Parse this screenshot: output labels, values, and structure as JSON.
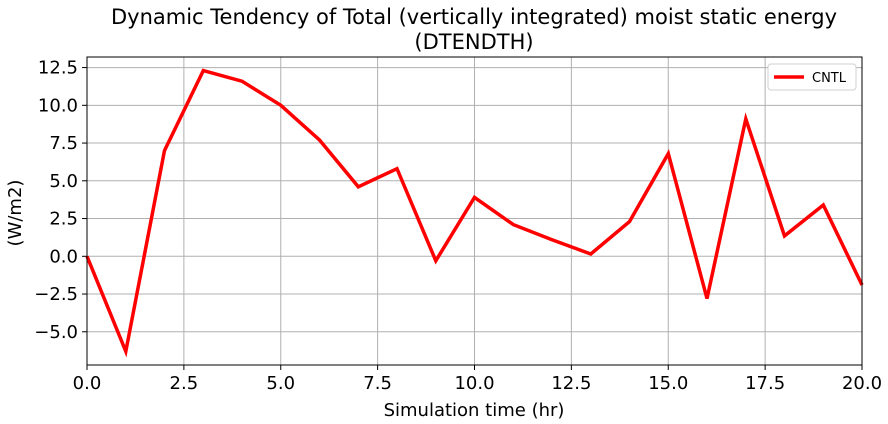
{
  "chart_data": {
    "type": "line",
    "title": "Dynamic Tendency of Total (vertically integrated) moist static energy\n(DTENDTH)",
    "xlabel": "Simulation time (hr)",
    "ylabel": "(W/m2)",
    "xlim": [
      0,
      20
    ],
    "ylim": [
      -7.2,
      13.2
    ],
    "xticks": [
      0,
      2.5,
      5,
      7.5,
      10,
      12.5,
      15,
      17.5,
      20
    ],
    "xtick_labels": [
      "0.0",
      "2.5",
      "5.0",
      "7.5",
      "10.0",
      "12.5",
      "15.0",
      "17.5",
      "20.0"
    ],
    "yticks": [
      -5,
      -2.5,
      0,
      2.5,
      5,
      7.5,
      10,
      12.5
    ],
    "ytick_labels": [
      "−5.0",
      "−2.5",
      "0.0",
      "2.5",
      "5.0",
      "7.5",
      "10.0",
      "12.5"
    ],
    "grid": true,
    "legend_position": "top-right",
    "series": [
      {
        "name": "CNTL",
        "color": "#ff0000",
        "x": [
          0,
          1,
          2,
          3,
          4,
          5,
          6,
          7,
          8,
          9,
          10,
          11,
          12,
          13,
          14,
          15,
          16,
          17,
          18,
          19,
          20
        ],
        "y": [
          0.0,
          -6.3,
          7.0,
          12.3,
          11.6,
          10.0,
          7.7,
          4.6,
          5.8,
          -0.3,
          3.9,
          2.1,
          1.1,
          0.15,
          2.3,
          6.8,
          -2.8,
          9.1,
          1.35,
          3.4,
          -1.9
        ]
      }
    ]
  }
}
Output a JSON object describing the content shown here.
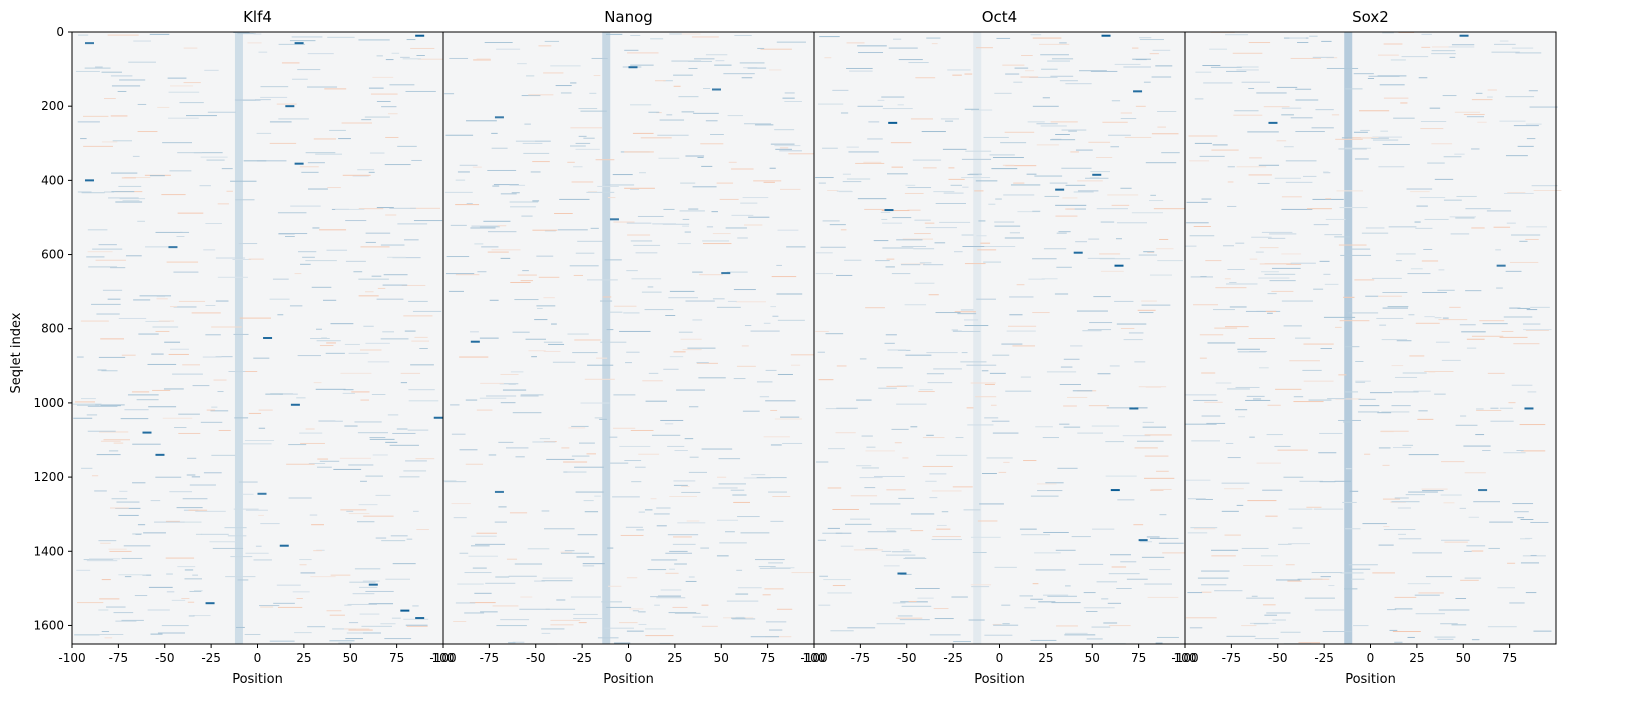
{
  "chart_data": {
    "type": "heatmap",
    "ylabel": "Seqlet index",
    "xlabel": "Position",
    "ylim": [
      1650,
      0
    ],
    "yticks": [
      0,
      200,
      400,
      600,
      800,
      1000,
      1200,
      1400,
      1600
    ],
    "xlim": [
      -100,
      100
    ],
    "xticks": [
      -100,
      -75,
      -50,
      -25,
      0,
      25,
      50,
      75
    ],
    "colormap": {
      "negative": "#0b5d95",
      "neutral": "#f4f5f6",
      "positive": "#f07a3a"
    },
    "panels": [
      {
        "title": "Klf4",
        "xticks": [
          -100,
          -75,
          -50,
          -25,
          0,
          25,
          50,
          75,
          100
        ],
        "center_stripe": {
          "position": -10,
          "value": -0.18
        },
        "strong_features": [
          {
            "row": 30,
            "position": -93,
            "value": -0.8
          },
          {
            "row": 30,
            "position": 20,
            "value": -0.9
          },
          {
            "row": 10,
            "position": 85,
            "value": -1.0
          },
          {
            "row": 200,
            "position": 15,
            "value": -0.9
          },
          {
            "row": 355,
            "position": 20,
            "value": -0.9
          },
          {
            "row": 400,
            "position": -93,
            "value": -0.9
          },
          {
            "row": 580,
            "position": -48,
            "value": -0.8
          },
          {
            "row": 825,
            "position": 3,
            "value": -0.9
          },
          {
            "row": 1005,
            "position": 18,
            "value": -0.9
          },
          {
            "row": 1040,
            "position": 95,
            "value": -0.9
          },
          {
            "row": 1080,
            "position": -62,
            "value": -0.9
          },
          {
            "row": 1140,
            "position": -55,
            "value": -0.9
          },
          {
            "row": 1245,
            "position": 0,
            "value": -0.8
          },
          {
            "row": 1385,
            "position": 12,
            "value": -0.9
          },
          {
            "row": 1490,
            "position": 60,
            "value": -0.9
          },
          {
            "row": 1540,
            "position": -28,
            "value": -0.9
          },
          {
            "row": 1560,
            "position": 77,
            "value": -1.0
          },
          {
            "row": 1580,
            "position": 85,
            "value": -0.9
          }
        ]
      },
      {
        "title": "Nanog",
        "xticks": [
          -100,
          -75,
          -50,
          -25,
          0,
          25,
          50,
          75,
          100
        ],
        "center_stripe": {
          "position": -12,
          "value": -0.22
        },
        "strong_features": [
          {
            "row": 95,
            "position": 0,
            "value": -0.9
          },
          {
            "row": 155,
            "position": 45,
            "value": -0.8
          },
          {
            "row": 230,
            "position": -72,
            "value": -0.8
          },
          {
            "row": 505,
            "position": -10,
            "value": -0.8
          },
          {
            "row": 650,
            "position": 50,
            "value": -0.8
          },
          {
            "row": 835,
            "position": -85,
            "value": -0.9
          },
          {
            "row": 1240,
            "position": -72,
            "value": -0.8
          }
        ]
      },
      {
        "title": "Oct4",
        "xticks": [
          -100,
          -75,
          -50,
          -25,
          0,
          25,
          50,
          75,
          100
        ],
        "center_stripe": {
          "position": -12,
          "value": -0.08
        },
        "strong_features": [
          {
            "row": 10,
            "position": 55,
            "value": -1.0
          },
          {
            "row": 160,
            "position": 72,
            "value": -0.9
          },
          {
            "row": 245,
            "position": -60,
            "value": -1.0
          },
          {
            "row": 385,
            "position": 50,
            "value": -0.9
          },
          {
            "row": 425,
            "position": 30,
            "value": -0.9
          },
          {
            "row": 480,
            "position": -62,
            "value": -0.9
          },
          {
            "row": 595,
            "position": 40,
            "value": -0.9
          },
          {
            "row": 630,
            "position": 62,
            "value": -1.0
          },
          {
            "row": 1015,
            "position": 70,
            "value": -0.9
          },
          {
            "row": 1235,
            "position": 60,
            "value": -1.0
          },
          {
            "row": 1370,
            "position": 75,
            "value": -0.9
          },
          {
            "row": 1460,
            "position": -55,
            "value": -0.9
          }
        ]
      },
      {
        "title": "Sox2",
        "xticks": [
          -100,
          -75,
          -50,
          -25,
          0,
          25,
          50,
          75
        ],
        "center_stripe": {
          "position": -12,
          "value": -0.3
        },
        "strong_features": [
          {
            "row": 10,
            "position": 48,
            "value": -0.9
          },
          {
            "row": 245,
            "position": -55,
            "value": -0.9
          },
          {
            "row": 630,
            "position": 68,
            "value": -0.8
          },
          {
            "row": 1015,
            "position": 83,
            "value": -0.9
          },
          {
            "row": 1235,
            "position": 58,
            "value": -0.8
          }
        ]
      }
    ]
  }
}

(WRITTEN INSTRUCTION): Will you set down the records word for word while leaving out every picture?

(EXPECTED OUTPUT):
Parse this screenshot: output labels, values, and structure as JSON.
{
  "chart_data": {
    "type": "line",
    "title": "Dynamic Tendency of Total (vertically integrated) moist static energy\n(DTENDTH)",
    "xlabel": "Simulation time (hr)",
    "ylabel": "(W/m2)",
    "xlim": [
      0,
      20
    ],
    "ylim": [
      -7.2,
      13.2
    ],
    "xticks": [
      0,
      2.5,
      5,
      7.5,
      10,
      12.5,
      15,
      17.5,
      20
    ],
    "xtick_labels": [
      "0.0",
      "2.5",
      "5.0",
      "7.5",
      "10.0",
      "12.5",
      "15.0",
      "17.5",
      "20.0"
    ],
    "yticks": [
      -5,
      -2.5,
      0,
      2.5,
      5,
      7.5,
      10,
      12.5
    ],
    "ytick_labels": [
      "−5.0",
      "−2.5",
      "0.0",
      "2.5",
      "5.0",
      "7.5",
      "10.0",
      "12.5"
    ],
    "grid": true,
    "legend_position": "top-right",
    "series": [
      {
        "name": "CNTL",
        "color": "#ff0000",
        "x": [
          0,
          1,
          2,
          3,
          4,
          5,
          6,
          7,
          8,
          9,
          10,
          11,
          12,
          13,
          14,
          15,
          16,
          17,
          18,
          19,
          20
        ],
        "y": [
          0.0,
          -6.3,
          7.0,
          12.3,
          11.6,
          10.0,
          7.7,
          4.6,
          5.8,
          -0.3,
          3.9,
          2.1,
          1.1,
          0.15,
          2.3,
          6.8,
          -2.8,
          9.1,
          1.35,
          3.4,
          -1.9
        ]
      }
    ]
  }
}
Output a JSON object describing the content shown here.
{
  "chart_data": {
    "type": "heatmap",
    "ylabel": "Seqlet index",
    "xlabel": "Position",
    "ylim": [
      1650,
      0
    ],
    "yticks": [
      0,
      200,
      400,
      600,
      800,
      1000,
      1200,
      1400,
      1600
    ],
    "xlim": [
      -100,
      100
    ],
    "xticks": [
      -100,
      -75,
      -50,
      -25,
      0,
      25,
      50,
      75
    ],
    "colormap": {
      "negative": "#0b5d95",
      "neutral": "#f4f5f6",
      "positive": "#f07a3a"
    },
    "panels": [
      {
        "title": "Klf4",
        "xticks": [
          -100,
          -75,
          -50,
          -25,
          0,
          25,
          50,
          75,
          100
        ],
        "center_stripe": {
          "position": -10,
          "value": -0.18
        },
        "strong_features": [
          {
            "row": 30,
            "position": -93,
            "value": -0.8
          },
          {
            "row": 30,
            "position": 20,
            "value": -0.9
          },
          {
            "row": 10,
            "position": 85,
            "value": -1.0
          },
          {
            "row": 200,
            "position": 15,
            "value": -0.9
          },
          {
            "row": 355,
            "position": 20,
            "value": -0.9
          },
          {
            "row": 400,
            "position": -93,
            "value": -0.9
          },
          {
            "row": 580,
            "position": -48,
            "value": -0.8
          },
          {
            "row": 825,
            "position": 3,
            "value": -0.9
          },
          {
            "row": 1005,
            "position": 18,
            "value": -0.9
          },
          {
            "row": 1040,
            "position": 95,
            "value": -0.9
          },
          {
            "row": 1080,
            "position": -62,
            "value": -0.9
          },
          {
            "row": 1140,
            "position": -55,
            "value": -0.9
          },
          {
            "row": 1245,
            "position": 0,
            "value": -0.8
          },
          {
            "row": 1385,
            "position": 12,
            "value": -0.9
          },
          {
            "row": 1490,
            "position": 60,
            "value": -0.9
          },
          {
            "row": 1540,
            "position": -28,
            "value": -0.9
          },
          {
            "row": 1560,
            "position": 77,
            "value": -1.0
          },
          {
            "row": 1580,
            "position": 85,
            "value": -0.9
          }
        ]
      },
      {
        "title": "Nanog",
        "xticks": [
          -100,
          -75,
          -50,
          -25,
          0,
          25,
          50,
          75,
          100
        ],
        "center_stripe": {
          "position": -12,
          "value": -0.22
        },
        "strong_features": [
          {
            "row": 95,
            "position": 0,
            "value": -0.9
          },
          {
            "row": 155,
            "position": 45,
            "value": -0.8
          },
          {
            "row": 230,
            "position": -72,
            "value": -0.8
          },
          {
            "row": 505,
            "position": -10,
            "value": -0.8
          },
          {
            "row": 650,
            "position": 50,
            "value": -0.8
          },
          {
            "row": 835,
            "position": -85,
            "value": -0.9
          },
          {
            "row": 1240,
            "position": -72,
            "value": -0.8
          }
        ]
      },
      {
        "title": "Oct4",
        "xticks": [
          -100,
          -75,
          -50,
          -25,
          0,
          25,
          50,
          75,
          100
        ],
        "center_stripe": {
          "position": -12,
          "value": -0.08
        },
        "strong_features": [
          {
            "row": 10,
            "position": 55,
            "value": -1.0
          },
          {
            "row": 160,
            "position": 72,
            "value": -0.9
          },
          {
            "row": 245,
            "position": -60,
            "value": -1.0
          },
          {
            "row": 385,
            "position": 50,
            "value": -0.9
          },
          {
            "row": 425,
            "position": 30,
            "value": -0.9
          },
          {
            "row": 480,
            "position": -62,
            "value": -0.9
          },
          {
            "row": 595,
            "position": 40,
            "value": -0.9
          },
          {
            "row": 630,
            "position": 62,
            "value": -1.0
          },
          {
            "row": 1015,
            "position": 70,
            "value": -0.9
          },
          {
            "row": 1235,
            "position": 60,
            "value": -1.0
          },
          {
            "row": 1370,
            "position": 75,
            "value": -0.9
          },
          {
            "row": 1460,
            "position": -55,
            "value": -0.9
          }
        ]
      },
      {
        "title": "Sox2",
        "xticks": [
          -100,
          -75,
          -50,
          -25,
          0,
          25,
          50,
          75
        ],
        "center_stripe": {
          "position": -12,
          "value": -0.3
        },
        "strong_features": [
          {
            "row": 10,
            "position": 48,
            "value": -0.9
          },
          {
            "row": 245,
            "position": -55,
            "value": -0.9
          },
          {
            "row": 630,
            "position": 68,
            "value": -0.8
          },
          {
            "row": 1015,
            "position": 83,
            "value": -0.9
          },
          {
            "row": 1235,
            "position": 58,
            "value": -0.8
          }
        ]
      }
    ]
  }
}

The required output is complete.